- _Data to process_
★ ★ ★
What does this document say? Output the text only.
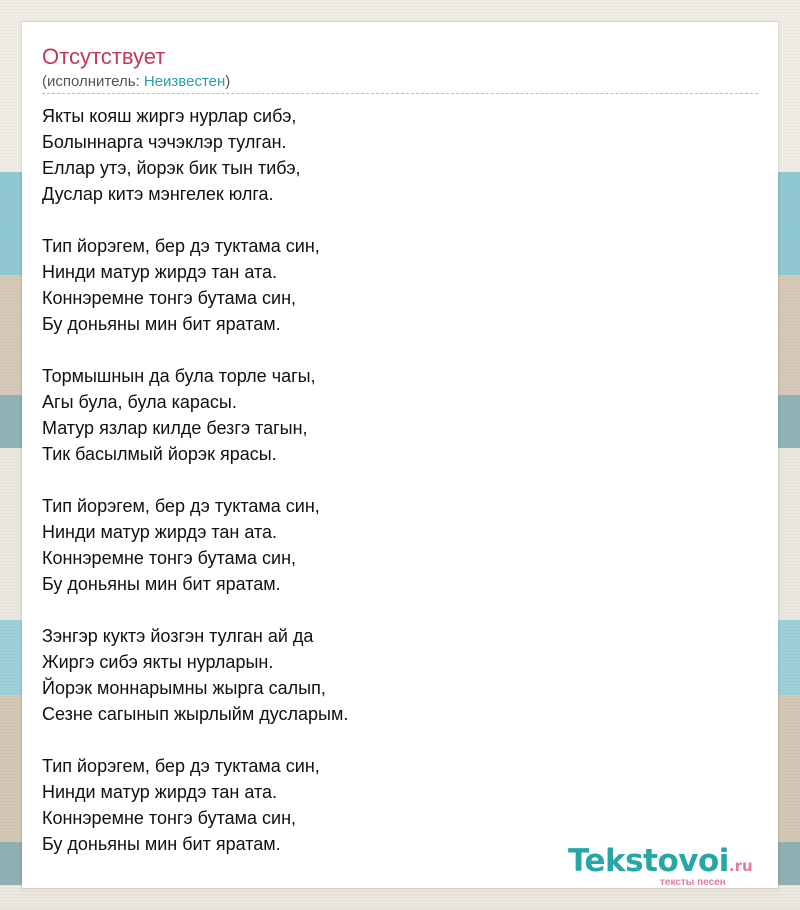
Отсутствует
(исполнитель: Неизвестен)
Якты кояш жиргэ нурлар сибэ,
Болыннарга чэчэклэр тулган.
Еллар утэ, йорэк бик тын тибэ,
Дуслар китэ мэнгелек юлга.
Тип йорэгем, бер дэ туктама син,
Нинди матур жирдэ тан ата.
Коннэремне тонгэ бутама син,
Бу доньяны мин бит яратам.
Тормышнын да була торле чагы,
Агы була, була карасы.
Матур язлар килде безгэ тагын,
Тик басылмый йорэк ярасы.
Тип йорэгем, бер дэ туктама син,
Нинди матур жирдэ тан ата.
Коннэремне тонгэ бутама син,
Бу доньяны мин бит яратам.
Зэнгэр куктэ йозгэн тулган ай да
Жиргэ сибэ якты нурларын.
Йорэк моннарымны жырга салып,
Сезне сагынып жырлыйм дусларым.
Тип йорэгем, бер дэ туктама син,
Нинди матур жирдэ тан ата.
Коннэремне тонгэ бутама син,
Бу доньяны мин бит яратам.	Tekstovoi.ru
тексты песен
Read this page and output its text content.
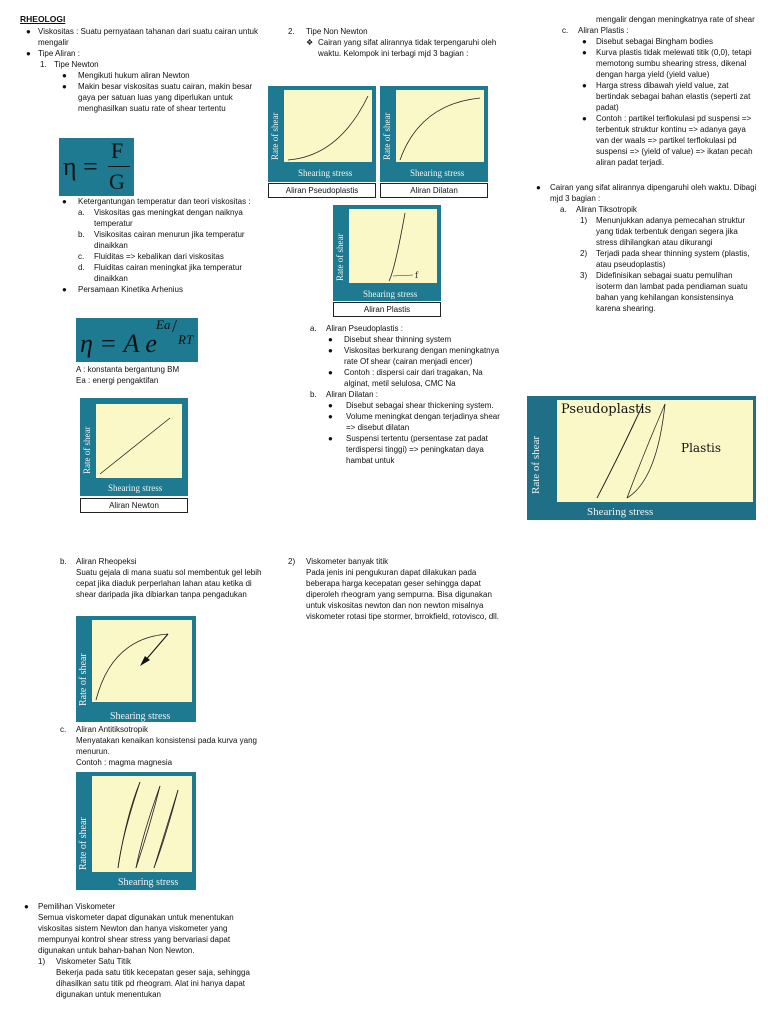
RHEOLOGI
● Viskositas : Suatu pernyataan tahanan dari suatu cairan untuk mengalir
● Tipe Aliran :
1. Tipe Newton
● Mengikuti hukum aliran Newton
● Makin besar viskositas suatu cairan, makin besar gaya per satuan luas yang diperlukan untuk menghasilkan suatu rate of shear tertentu
η =
F
G
● Ketergantungan temperatur dan teori viskositas :
a. Viskositas gas meningkat dengan naiknya temperatur
b. Visikositas cairan menurun jika temperatur dinaikkan
c. Fluiditas => kebalikan dari viskositas
d. Fluiditas cairan meningkat jika temperatur dinaikkan
● Persamaan Kinetika Arhenius
η = A e
Ea /
RT
A : konstanta bergantung BM
Ea : energi pengaktifan
Rate of shear
Shearing stress
Aliran Newton
2. Tipe Non Newton
❖ Cairan yang sifat alirannya tidak terpengaruhi oleh waktu. Kelompok ini terbagi mjd 3 bagian :
Rate of shear
Shearing stress
Aliran Pseudoplastis
Rate of shear
Shearing stress
Aliran Dilatan
f
Rate of shear
Shearing stress
Aliran Plastis
a. Aliran Pseudoplastis :
● Disebut shear thinning system
● Viskositas berkurang dengan meningkatnya rate Of shear (cairan menjadi encer)
● Contoh : dispersi cair dari tragakan, Na alginat, metil selulosa, CMC Na
b. Aliran Dilatan :
● Disebut sebagai shear thickening system.
● Volume meningkat dengan terjadinya shear => disebut dilatan
● Suspensi tertentu (persentase zat padat terdispersi tinggi) => peningkatan daya hambat untuk
mengalir dengan meningkatnya rate of shear
c. Aliran Plastis :
● Disebut sebagai Bingham bodies
● Kurva plastis tidak melewati titik (0,0), tetapi memotong sumbu shearing stress, dikenal dengan harga yield (yield value)
● Harga stress dibawah yield value, zat bertindak sebagai bahan elastis (seperti zat padat)
● Contoh : partikel terflokulasi pd suspensi => terbentuk struktur kontinu => adanya gaya van der waals => partikel terflokulasi pd suspensi => (yield of value) => ikatan pecah aliran padat terjadi.
● Cairan yang sifat alirannya dipengaruhi oleh waktu. Dibagi mjd 3 bagian :
a. Aliran Tiksotropik
1) Menunjukkan adanya pemecahan struktur yang tidak terbentuk dengan segera jika stress dihilangkan atau dikurangi
2) Terjadi pada shear thinning system (plastis, atau pseudoplastis)
3) Didefinisikan sebagai suatu pemulihan isoterm dan lambat pada pendiaman suatu bahan yang kehilangan konsistensinya karena shearing.
Pseudoplastis
Plastis
Rate of shear
Shearing stress
b. Aliran Rheopeksi
Suatu gejala di mana suatu sol membentuk gel lebih cepat jika diaduk perperlahan lahan atau ketika di shear daripada jika dibiarkan tanpa pengadukan
Rate of shear
Shearing stress
c. Aliran Antitiksotropik
Menyatakan kenaikan konsistensi pada kurva yang menurun.
Contoh : magma magnesia
Rate of shear
Shearing stress
● Pemilihan Viskometer
Semua viskometer dapat digunakan untuk menentukan viskositas sistem Newton dan hanya viskometer yang mempunyai kontrol shear stress yang bervariasi dapat digunakan untuk bahan-bahan Non Newton.
1) Viskometer Satu Titik
Bekerja pada satu titik kecepatan geser saja, sehingga dihasilkan satu titik pd rheogram. Alat ini hanya dapat digunakan untuk menentukan
2) Viskometer banyak titik
Pada jenis ini pengukuran dapat dilakukan pada beberapa harga kecepatan geser sehingga dapat diperoleh rheogram yang sempurna. Bisa digunakan untuk viskositas newton dan non newton misalnya viskometer rotasi tipe stormer, brrokfield, rotovisco, dll.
★ ★ ★
- _Aim of the task_
Images in the data above are to be skipped. Retype all other material exactly.

- _The completed task_
What does this document say? Output the text only.
Отсутствует
(исполнитель: Неизвестен)
Якты кояш жиргэ нурлар сибэ,
Болыннарга чэчэклэр тулган.
Еллар утэ, йорэк бик тын тибэ,
Дуслар китэ мэнгелек юлга.
Тип йорэгем, бер дэ туктама син,
Нинди матур жирдэ тан ата.
Коннэремне тонгэ бутама син,
Бу доньяны мин бит яратам.
Тормышнын да була торле чагы,
Агы була, була карасы.
Матур язлар килде безгэ тагын,
Тик басылмый йорэк ярасы.
Тип йорэгем, бер дэ туктама син,
Нинди матур жирдэ тан ата.
Коннэремне тонгэ бутама син,
Бу доньяны мин бит яратам.
Зэнгэр куктэ йозгэн тулган ай да
Жиргэ сибэ якты нурларын.
Йорэк моннарымны жырга салып,
Сезне сагынып жырлыйм дусларым.
Тип йорэгем, бер дэ туктама син,
Нинди матур жирдэ тан ата.
Коннэремне тонгэ бутама син,
Бу доньяны мин бит яратам.	Tekstovoi.ru
тексты песен
Read this page and output its text content.
RHEOLOGI
● Viskositas : Suatu pernyataan tahanan dari suatu cairan untuk mengalir
● Tipe Aliran :
1. Tipe Newton
● Mengikuti hukum aliran Newton
● Makin besar viskositas suatu cairan, makin besar gaya per satuan luas yang diperlukan untuk menghasilkan suatu rate of shear tertentu
η =
F
G
● Ketergantungan temperatur dan teori viskositas :
a. Viskositas gas meningkat dengan naiknya temperatur
b. Visikositas cairan menurun jika temperatur dinaikkan
c. Fluiditas => kebalikan dari viskositas
d. Fluiditas cairan meningkat jika temperatur dinaikkan
● Persamaan Kinetika Arhenius
η = A e
Ea /
RT
A : konstanta bergantung BM
Ea : energi pengaktifan
Rate of shear
Shearing stress
Aliran Newton
2. Tipe Non Newton
❖ Cairan yang sifat alirannya tidak terpengaruhi oleh waktu. Kelompok ini terbagi mjd 3 bagian :
Rate of shear
Shearing stress
Aliran Pseudoplastis
Rate of shear
Shearing stress
Aliran Dilatan
f
Rate of shear
Shearing stress
Aliran Plastis
a. Aliran Pseudoplastis :
● Disebut shear thinning system
● Viskositas berkurang dengan meningkatnya rate Of shear (cairan menjadi encer)
● Contoh : dispersi cair dari tragakan, Na alginat, metil selulosa, CMC Na
b. Aliran Dilatan :
● Disebut sebagai shear thickening system.
● Volume meningkat dengan terjadinya shear => disebut dilatan
● Suspensi tertentu (persentase zat padat terdispersi tinggi) => peningkatan daya hambat untuk
mengalir dengan meningkatnya rate of shear
c. Aliran Plastis :
● Disebut sebagai Bingham bodies
● Kurva plastis tidak melewati titik (0,0), tetapi memotong sumbu shearing stress, dikenal dengan harga yield (yield value)
● Harga stress dibawah yield value, zat bertindak sebagai bahan elastis (seperti zat padat)
● Contoh : partikel terflokulasi pd suspensi => terbentuk struktur kontinu => adanya gaya van der waals => partikel terflokulasi pd suspensi => (yield of value) => ikatan pecah aliran padat terjadi.
● Cairan yang sifat alirannya dipengaruhi oleh waktu. Dibagi mjd 3 bagian :
a. Aliran Tiksotropik
1) Menunjukkan adanya pemecahan struktur yang tidak terbentuk dengan segera jika stress dihilangkan atau dikurangi
2) Terjadi pada shear thinning system (plastis, atau pseudoplastis)
3) Didefinisikan sebagai suatu pemulihan isoterm dan lambat pada pendiaman suatu bahan yang kehilangan konsistensinya karena shearing.
Pseudoplastis
Plastis
Rate of shear
Shearing stress
b. Aliran Rheopeksi
Suatu gejala di mana suatu sol membentuk gel lebih cepat jika diaduk perperlahan lahan atau ketika di shear daripada jika dibiarkan tanpa pengadukan
Rate of shear
Shearing stress
c. Aliran Antitiksotropik
Menyatakan kenaikan konsistensi pada kurva yang menurun.
Contoh : magma magnesia
Rate of shear
Shearing stress
● Pemilihan Viskometer
Semua viskometer dapat digunakan untuk menentukan viskositas sistem Newton dan hanya viskometer yang mempunyai kontrol shear stress yang bervariasi dapat digunakan untuk bahan-bahan Non Newton.
1) Viskometer Satu Titik
Bekerja pada satu titik kecepatan geser saja, sehingga dihasilkan satu titik pd rheogram. Alat ini hanya dapat digunakan untuk menentukan
2) Viskometer banyak titik
Pada jenis ini pengukuran dapat dilakukan pada beberapa harga kecepatan geser sehingga dapat diperoleh rheogram yang sempurna. Bisa digunakan untuk viskositas newton dan non newton misalnya viskometer rotasi tipe stormer, brrokfield, rotovisco, dll.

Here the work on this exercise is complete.